§ WHAT THIS TASK INVOLVES
Across all the lines below, how many contain the string "Directory"? Please reply with the number only.

================================

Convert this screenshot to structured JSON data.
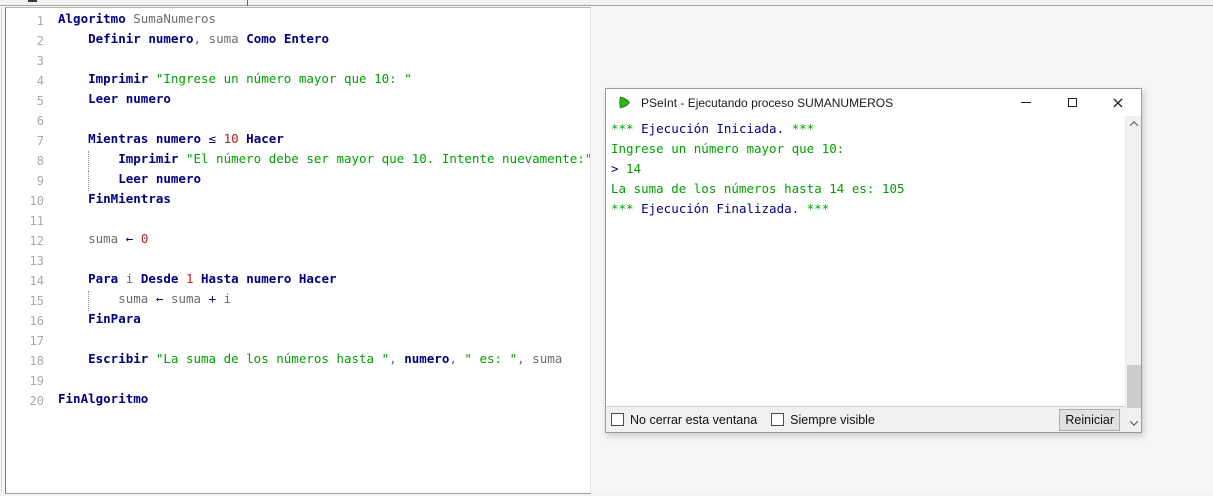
{
  "colors": {
    "keyword": "#000080",
    "identifier": "#6e6e6e",
    "string": "#00a000",
    "number": "#b22222",
    "line_number": "#a8a8a8",
    "console_green": "#00a000",
    "console_blue": "#000080",
    "window_border": "#9b9b9b",
    "logo_green": "#33b41e"
  },
  "editor": {
    "lines": [
      {
        "n": 1,
        "indent": 0,
        "segments": [
          {
            "c": "kw",
            "t": "Algoritmo"
          },
          {
            "c": "id",
            "t": " SumaNumeros"
          }
        ]
      },
      {
        "n": 2,
        "indent": 1,
        "segments": [
          {
            "c": "kw",
            "t": "Definir "
          },
          {
            "c": "kw",
            "t": "numero"
          },
          {
            "c": "id",
            "t": ", "
          },
          {
            "c": "id",
            "t": "suma "
          },
          {
            "c": "kw",
            "t": "Como Entero"
          }
        ]
      },
      {
        "n": 3,
        "indent": 0,
        "segments": []
      },
      {
        "n": 4,
        "indent": 1,
        "segments": [
          {
            "c": "kw",
            "t": "Imprimir "
          },
          {
            "c": "str",
            "t": "\"Ingrese un número mayor que 10: \""
          }
        ]
      },
      {
        "n": 5,
        "indent": 1,
        "segments": [
          {
            "c": "kw",
            "t": "Leer "
          },
          {
            "c": "kw",
            "t": "numero"
          }
        ]
      },
      {
        "n": 6,
        "indent": 0,
        "segments": []
      },
      {
        "n": 7,
        "indent": 1,
        "segments": [
          {
            "c": "kw",
            "t": "Mientras "
          },
          {
            "c": "kw",
            "t": "numero "
          },
          {
            "c": "op",
            "t": "≤ "
          },
          {
            "c": "num",
            "t": "10 "
          },
          {
            "c": "kw",
            "t": "Hacer"
          }
        ]
      },
      {
        "n": 8,
        "indent": 2,
        "guide": true,
        "segments": [
          {
            "c": "kw",
            "t": "Imprimir "
          },
          {
            "c": "str",
            "t": "\"El número debe ser mayor que 10. Intente nuevamente:\""
          }
        ]
      },
      {
        "n": 9,
        "indent": 2,
        "guide": true,
        "segments": [
          {
            "c": "kw",
            "t": "Leer "
          },
          {
            "c": "kw",
            "t": "numero"
          }
        ]
      },
      {
        "n": 10,
        "indent": 1,
        "segments": [
          {
            "c": "kw",
            "t": "FinMientras"
          }
        ]
      },
      {
        "n": 11,
        "indent": 0,
        "segments": []
      },
      {
        "n": 12,
        "indent": 1,
        "segments": [
          {
            "c": "id",
            "t": "suma "
          },
          {
            "c": "op",
            "t": "← "
          },
          {
            "c": "num",
            "t": "0"
          }
        ]
      },
      {
        "n": 13,
        "indent": 0,
        "segments": []
      },
      {
        "n": 14,
        "indent": 1,
        "segments": [
          {
            "c": "kw",
            "t": "Para "
          },
          {
            "c": "id",
            "t": "i "
          },
          {
            "c": "kw",
            "t": "Desde "
          },
          {
            "c": "num",
            "t": "1 "
          },
          {
            "c": "kw",
            "t": "Hasta "
          },
          {
            "c": "kw",
            "t": "numero "
          },
          {
            "c": "kw",
            "t": "Hacer"
          }
        ]
      },
      {
        "n": 15,
        "indent": 2,
        "guide": true,
        "segments": [
          {
            "c": "id",
            "t": "suma "
          },
          {
            "c": "op",
            "t": "← "
          },
          {
            "c": "id",
            "t": "suma "
          },
          {
            "c": "op",
            "t": "+ "
          },
          {
            "c": "id",
            "t": "i"
          }
        ]
      },
      {
        "n": 16,
        "indent": 1,
        "segments": [
          {
            "c": "kw",
            "t": "FinPara"
          }
        ]
      },
      {
        "n": 17,
        "indent": 0,
        "segments": []
      },
      {
        "n": 18,
        "indent": 1,
        "segments": [
          {
            "c": "kw",
            "t": "Escribir "
          },
          {
            "c": "str",
            "t": "\"La suma de los números hasta \""
          },
          {
            "c": "id",
            "t": ", "
          },
          {
            "c": "kw",
            "t": "numero"
          },
          {
            "c": "id",
            "t": ", "
          },
          {
            "c": "str",
            "t": "\" es: \""
          },
          {
            "c": "id",
            "t": ", "
          },
          {
            "c": "id",
            "t": "suma"
          }
        ]
      },
      {
        "n": 19,
        "indent": 0,
        "segments": []
      },
      {
        "n": 20,
        "indent": 0,
        "segments": [
          {
            "c": "kw",
            "t": "FinAlgoritmo"
          }
        ]
      }
    ]
  },
  "console_window": {
    "title": "PSeInt - Ejecutando proceso SUMANUMEROS",
    "icon": "pseint-logo",
    "output_lines": [
      [
        {
          "c": "g",
          "t": "*** "
        },
        {
          "c": "b",
          "t": "Ejecución Iniciada."
        },
        {
          "c": "g",
          "t": " ***"
        }
      ],
      [
        {
          "c": "g",
          "t": "Ingrese un número mayor que 10:"
        }
      ],
      [
        {
          "c": "b",
          "t": ">"
        },
        {
          "c": "g",
          "t": " 14"
        }
      ],
      [
        {
          "c": "g",
          "t": "La suma de los números hasta 14 es: 105"
        }
      ],
      [
        {
          "c": "g",
          "t": "*** "
        },
        {
          "c": "b",
          "t": "Ejecución Finalizada."
        },
        {
          "c": "g",
          "t": " ***"
        }
      ]
    ],
    "footer": {
      "checkbox_no_cerrar": "No cerrar esta ventana",
      "checkbox_siempre_visible": "Siempre visible",
      "restart_label": "Reiniciar"
    }
  }
}
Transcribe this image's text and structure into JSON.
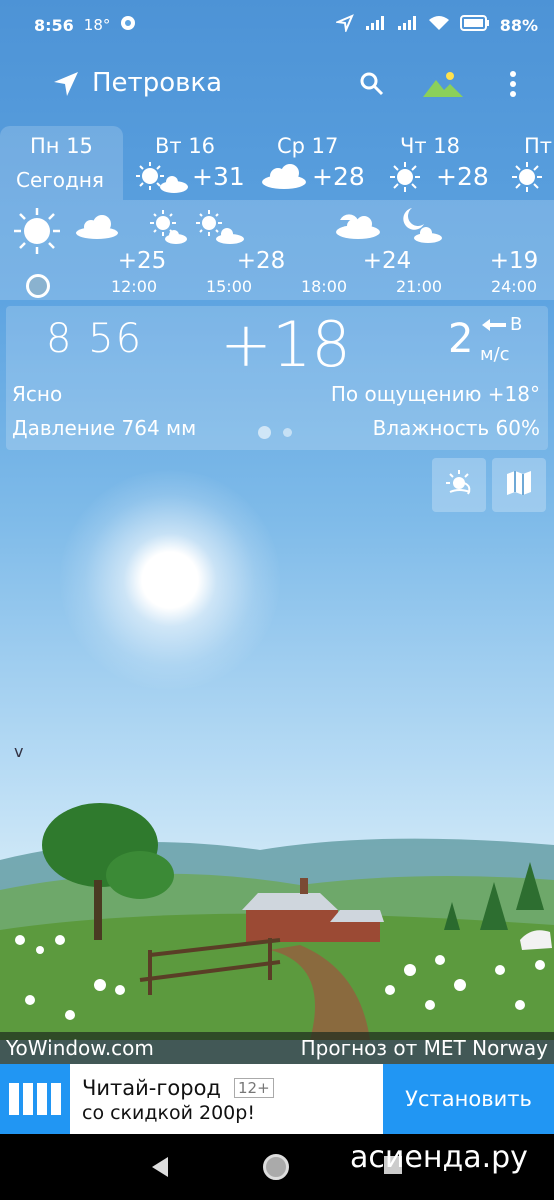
{
  "status_bar": {
    "time": "8:56",
    "temp": "18°",
    "battery": "88%"
  },
  "header": {
    "location": "Петровка"
  },
  "days": [
    {
      "name": "Пн 15",
      "sub": "Сегодня"
    },
    {
      "name": "Вт 16",
      "temp": "+31"
    },
    {
      "name": "Ср 17",
      "temp": "+28"
    },
    {
      "name": "Чт 18",
      "temp": "+28"
    },
    {
      "name": "Пт"
    }
  ],
  "hourly": [
    {
      "time": "12:00",
      "temp": "+25"
    },
    {
      "time": "15:00",
      "temp": "+28"
    },
    {
      "time": "18:00",
      "temp": ""
    },
    {
      "time": "21:00",
      "temp": "+24"
    },
    {
      "time": "24:00",
      "temp": "+19"
    }
  ],
  "current": {
    "clock": "8 56",
    "temp": "+18",
    "wind_speed": "2",
    "wind_dir": "В",
    "wind_unit": "м/с",
    "condition": "Ясно",
    "feels_like": "По ощущению +18°",
    "pressure": "Давление 764 мм",
    "humidity": "Влажность 60%"
  },
  "credits": {
    "left": "YoWindow.com",
    "right": "Прогноз от MET Norway"
  },
  "ad": {
    "title": "Читай-город",
    "age": "12+",
    "subtitle": "со скидкой 200р!",
    "button": "Установить"
  },
  "watermark": "асиенда.ру",
  "colors": {
    "sky": "#5ea4e1",
    "accent": "#2196f3"
  }
}
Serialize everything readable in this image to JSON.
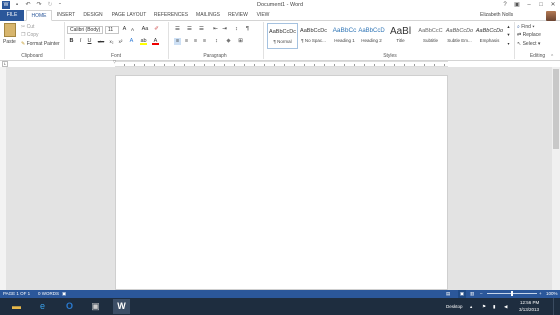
{
  "window": {
    "title": "Document1 - Word",
    "controls": [
      "?",
      "▣",
      "–",
      "□",
      "✕"
    ]
  },
  "tabs": [
    "FILE",
    "HOME",
    "INSERT",
    "DESIGN",
    "PAGE LAYOUT",
    "REFERENCES",
    "MAILINGS",
    "REVIEW",
    "VIEW"
  ],
  "user": {
    "name": "Elizabeth Nolls"
  },
  "clipboard": {
    "paste": "Paste",
    "cut": "Cut",
    "copy": "Copy",
    "format_painter": "Format Painter",
    "group_label": "Clipboard"
  },
  "font": {
    "name": "Calibri (Body)",
    "size": "11",
    "group_label": "Font",
    "buttons": [
      "B",
      "I",
      "U",
      "abc",
      "x₂",
      "x²"
    ]
  },
  "paragraph": {
    "group_label": "Paragraph"
  },
  "styles": {
    "group_label": "Styles",
    "items": [
      {
        "sample": "AaBbCcDc",
        "name": "¶ Normal"
      },
      {
        "sample": "AaBbCcDc",
        "name": "¶ No Spac..."
      },
      {
        "sample": "AaBbCc",
        "name": "Heading 1"
      },
      {
        "sample": "AaBbCcD",
        "name": "Heading 2"
      },
      {
        "sample": "AaBl",
        "name": "Title"
      },
      {
        "sample": "AaBbCcC",
        "name": "Subtitle"
      },
      {
        "sample": "AaBbCcDo",
        "name": "Subtle Em..."
      },
      {
        "sample": "AaBbCcDo",
        "name": "Emphasis"
      }
    ]
  },
  "editing": {
    "find": "Find",
    "replace": "Replace",
    "select": "Select",
    "group_label": "Editing"
  },
  "status": {
    "page": "PAGE 1 OF 1",
    "words": "0 WORDS",
    "zoom": "100%"
  },
  "taskbar": {
    "desktop_label": "Desktop",
    "time": "12:56 PM",
    "date": "3/13/2013"
  },
  "colors": {
    "accent": "#2b579a",
    "taskbar": "#1e2d3f"
  }
}
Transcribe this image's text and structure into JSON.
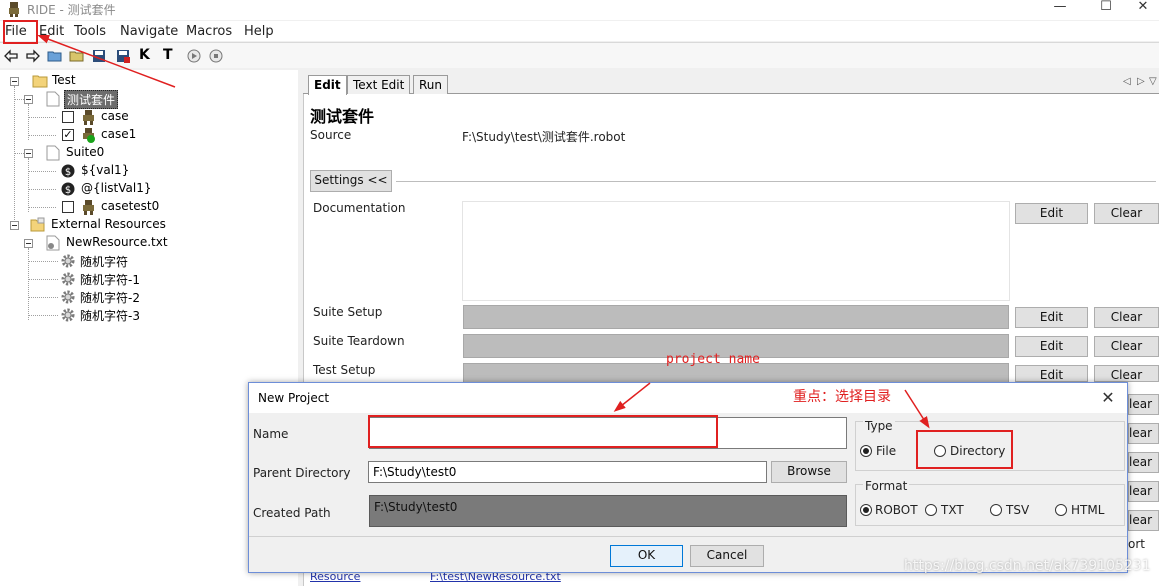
{
  "window": {
    "title": "RIDE - 测试套件"
  },
  "menu": [
    "File",
    "Edit",
    "Tools",
    "Navigate",
    "Macros",
    "Help"
  ],
  "toolbar": {
    "icons": [
      "back-arrow-icon",
      "forward-arrow-icon",
      "open-folder-icon",
      "open-dir-icon",
      "save-icon",
      "save-all-icon",
      "search-keywords-icon",
      "search-tests-icon",
      "run-icon",
      "stop-icon"
    ],
    "k_glyph": "K",
    "t_glyph": "T"
  },
  "tree": {
    "root": "Test",
    "suite_selected": "测试套件",
    "test_case": "case",
    "test_case1": "case1",
    "suite0": "Suite0",
    "var1": "${val1}",
    "var2": "@{listVal1}",
    "casetest0": "casetest0",
    "external": "External Resources",
    "resource": "NewResource.txt",
    "kw1": "随机字符",
    "kw2": "随机字符-1",
    "kw3": "随机字符-2",
    "kw4": "随机字符-3"
  },
  "editor": {
    "tabs": [
      "Edit",
      "Text Edit",
      "Run"
    ],
    "suite_title": "测试套件",
    "source_label": "Source",
    "source_value": "F:\\Study\\test\\测试套件.robot",
    "settings_button": "Settings <<",
    "documentation_label": "Documentation",
    "suite_setup_label": "Suite Setup",
    "suite_teardown_label": "Suite Teardown",
    "test_setup_label": "Test Setup",
    "edit_label": "Edit",
    "clear_label": "Clear",
    "partial_clear": "lear",
    "partial_import": "ort",
    "bottom_left_text": "Resource",
    "bottom_mid_text": "F:\\test\\NewResource.txt"
  },
  "dialog": {
    "title": "New Project",
    "name_label": "Name",
    "name_value": "",
    "parent_label": "Parent Directory",
    "parent_value": "F:\\Study\\test0",
    "browse": "Browse",
    "created_label": "Created Path",
    "created_value": "F:\\Study\\test0",
    "type_label": "Type",
    "type_file": "File",
    "type_directory": "Directory",
    "format_label": "Format",
    "formats": [
      "ROBOT",
      "TXT",
      "TSV",
      "HTML"
    ],
    "ok": "OK",
    "cancel": "Cancel"
  },
  "annotations": {
    "project_name": "project  name",
    "key_point": "重点：选择目录",
    "watermark": "https://blog.csdn.net/ak739105231"
  },
  "colors": {
    "annotation_red": "#e02020",
    "dialog_border": "#6d8ed8"
  }
}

================================

§ PROBLEM SOLUTION
2